• _WRITTEN REQUEST_: Return the entries verbatim and drop every picture.

-- begin PROVIDED MATERIAL --

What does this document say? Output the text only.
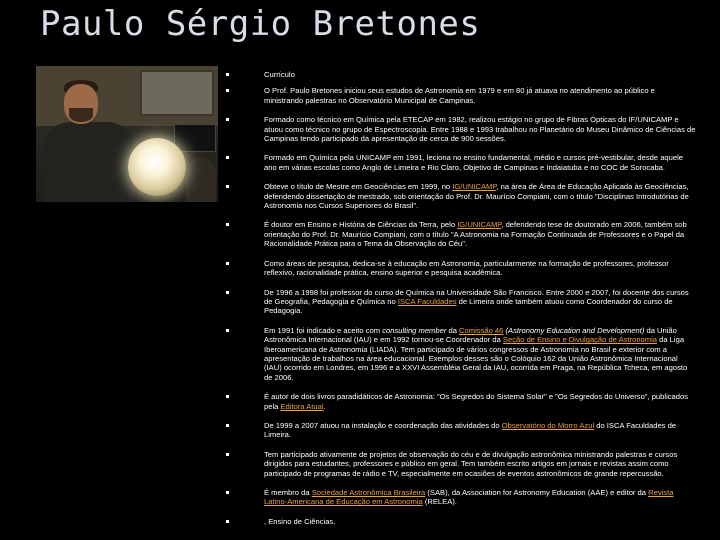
Paulo Sérgio Bretones
Currículo
O Prof. Paulo Bretones iniciou seus estudos de Astronomia em 1979 e em 80 já atuava no atendimento ao público e ministrando palestras no Observatório Municipal de Campinas.
Formado como técnico em Química pela ETECAP em 1982, realizou estágio no grupo de Fibras Ópticas do IF/UNICAMP e atuou como técnico no grupo de Espectroscopia. Entre 1988 e 1993 trabalhou no Planetário do Museu Dinâmico de Ciências de Campinas tendo participado da apresentação de cerca de 900 sessões.
Formado em Química pela UNICAMP em 1991, leciona no ensino fundamental, médio e cursos pré-vestibular, desde aquele ano em várias escolas como Anglo de Limeira e Rio Claro, Objetivo de Campinas e Indaiatuba e no COC de Sorocaba.
Obteve o título de Mestre em Geociências em 1999, no IG/UNICAMP, na área de Área de Educação Aplicada às Geociências, defendendo dissertação de mestrado, sob orientação do Prof. Dr. Maurício Compiani, com o título "Disciplinas Introdutórias de Astronomia nos Cursos Superiores do Brasil".
É doutor em Ensino e História de Ciências da Terra, pelo IG/UNICAMP, defendendo tese de doutorado em 2006, também sob orientação do Prof. Dr. Maurício Compiani, com o título "A Astronomia na Formação Continuada de Professores e o Papel da Racionalidade Prática para o Tema da Observação do Céu".
Como áreas de pesquisa, dedica-se à educação em Astronomia, particularmente na formação de professores, professor reflexivo, racionalidade prática, ensino superior e pesquisa acadêmica.
De 1996 a 1998 foi professor do curso de Química na Universidade São Francisco. Entre 2000 e 2007, foi docente dos cursos de Geografia, Pedagogia e Química no ISCA Faculdades de Limeira onde também atuou como Coordenador do curso de Pedagogia.
Em 1991 foi indicado e aceito com consulting member da Comissão 46 (Astronomy Education and Development) da União Astronômica Internacional (IAU) e em 1992 tornou-se Coordenador da Seção de Ensino e Divulgação de Astronomia da Liga Iberoamericana de Astronomia (LIADA). Tem participado de vários congressos de Astronomia no Brasil e exterior com a apresentação de trabalhos na área educacional. Exemplos desses são o Colóquio 162 da União Astronômica Internacional (IAU) ocorrido em Londres, em 1996 e a XXVI Assembléia Geral da IAU, ocorrida em Praga, na República Tcheca, em agosto de 2006.
É autor de dois livros paradidáticos de Astronomia: "Os Segredos do Sistema Solar" e "Os Segredos do Universo", publicados pela Editora Atual.
De 1999 a 2007 atuou na instalação e coordenação das atividades do Observatório do Morro Azul do ISCA Faculdades de Limeira.
Tem participado ativamente de projetos de observação do céu e de divulgação astronômica ministrando palestras e cursos dirigidos para estudantes, professores e público em geral. Tem também escrito artigos em jornais e revistas assim como participado de programas de rádio e TV, especialmente em ocasiões de eventos astronômicos de grande repercussão.
É membro da Sociedade Astronômica Brasileira (SAB), da Association for Astronomy Education (AAE) e editor da Revista Latino-Americana de Educação em Astronomia (RELEA).
, Ensino de Ciências.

-- end PROVIDED MATERIAL --

• _WORKED SOLUTION_:
What does this document say? Output the text only.
Paulo Sérgio Bretones
Currículo
O Prof. Paulo Bretones iniciou seus estudos de Astronomia em 1979 e em 80 já atuava no atendimento ao público e ministrando palestras no Observatório Municipal de Campinas.
Formado como técnico em Química pela ETECAP em 1982, realizou estágio no grupo de Fibras Ópticas do IF/UNICAMP e atuou como técnico no grupo de Espectroscopia. Entre 1988 e 1993 trabalhou no Planetário do Museu Dinâmico de Ciências de Campinas tendo participado da apresentação de cerca de 900 sessões.
Formado em Química pela UNICAMP em 1991, leciona no ensino fundamental, médio e cursos pré-vestibular, desde aquele ano em várias escolas como Anglo de Limeira e Rio Claro, Objetivo de Campinas e Indaiatuba e no COC de Sorocaba.
Obteve o título de Mestre em Geociências em 1999, no IG/UNICAMP, na área de Área de Educação Aplicada às Geociências, defendendo dissertação de mestrado, sob orientação do Prof. Dr. Maurício Compiani, com o título "Disciplinas Introdutórias de Astronomia nos Cursos Superiores do Brasil".
É doutor em Ensino e História de Ciências da Terra, pelo IG/UNICAMP, defendendo tese de doutorado em 2006, também sob orientação do Prof. Dr. Maurício Compiani, com o título "A Astronomia na Formação Continuada de Professores e o Papel da Racionalidade Prática para o Tema da Observação do Céu".
Como áreas de pesquisa, dedica-se à educação em Astronomia, particularmente na formação de professores, professor reflexivo, racionalidade prática, ensino superior e pesquisa acadêmica.
De 1996 a 1998 foi professor do curso de Química na Universidade São Francisco. Entre 2000 e 2007, foi docente dos cursos de Geografia, Pedagogia e Química no ISCA Faculdades de Limeira onde também atuou como Coordenador do curso de Pedagogia.
Em 1991 foi indicado e aceito com consulting member da Comissão 46 (Astronomy Education and Development) da União Astronômica Internacional (IAU) e em 1992 tornou-se Coordenador da Seção de Ensino e Divulgação de Astronomia da Liga Iberoamericana de Astronomia (LIADA). Tem participado de vários congressos de Astronomia no Brasil e exterior com a apresentação de trabalhos na área educacional. Exemplos desses são o Colóquio 162 da União Astronômica Internacional (IAU) ocorrido em Londres, em 1996 e a XXVI Assembléia Geral da IAU, ocorrida em Praga, na República Tcheca, em agosto de 2006.
É autor de dois livros paradidáticos de Astronomia: "Os Segredos do Sistema Solar" e "Os Segredos do Universo", publicados pela Editora Atual.
De 1999 a 2007 atuou na instalação e coordenação das atividades do Observatório do Morro Azul do ISCA Faculdades de Limeira.
Tem participado ativamente de projetos de observação do céu e de divulgação astronômica ministrando palestras e cursos dirigidos para estudantes, professores e público em geral. Tem também escrito artigos em jornais e revistas assim como participado de programas de rádio e TV, especialmente em ocasiões de eventos astronômicos de grande repercussão.
É membro da Sociedade Astronômica Brasileira (SAB), da Association for Astronomy Education (AAE) e editor da Revista Latino-Americana de Educação em Astronomia (RELEA).
, Ensino de Ciências.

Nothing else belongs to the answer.